BEGIN

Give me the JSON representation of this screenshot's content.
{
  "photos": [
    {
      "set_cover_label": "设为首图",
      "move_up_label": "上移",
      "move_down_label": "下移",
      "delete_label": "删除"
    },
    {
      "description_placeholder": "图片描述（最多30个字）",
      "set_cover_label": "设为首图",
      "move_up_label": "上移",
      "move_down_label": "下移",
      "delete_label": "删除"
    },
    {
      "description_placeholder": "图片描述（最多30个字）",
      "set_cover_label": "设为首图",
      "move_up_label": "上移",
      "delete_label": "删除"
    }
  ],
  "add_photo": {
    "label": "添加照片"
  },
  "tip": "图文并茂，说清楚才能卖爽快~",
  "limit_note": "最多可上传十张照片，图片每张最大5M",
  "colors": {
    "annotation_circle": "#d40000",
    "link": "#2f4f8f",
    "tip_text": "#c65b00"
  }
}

END

Return the entries in full, keeping every line exactly as it is.

=== WRITTEN RESPONSE ===
Give me the JSON representation of this screenshot's content.
{
  "photos": [
    {
      "set_cover_label": "设为首图",
      "move_up_label": "上移",
      "move_down_label": "下移",
      "delete_label": "删除"
    },
    {
      "description_placeholder": "图片描述（最多30个字）",
      "set_cover_label": "设为首图",
      "move_up_label": "上移",
      "move_down_label": "下移",
      "delete_label": "删除"
    },
    {
      "description_placeholder": "图片描述（最多30个字）",
      "set_cover_label": "设为首图",
      "move_up_label": "上移",
      "delete_label": "删除"
    }
  ],
  "add_photo": {
    "label": "添加照片"
  },
  "tip": "图文并茂，说清楚才能卖爽快~",
  "limit_note": "最多可上传十张照片，图片每张最大5M",
  "colors": {
    "annotation_circle": "#d40000",
    "link": "#2f4f8f",
    "tip_text": "#c65b00"
  }
}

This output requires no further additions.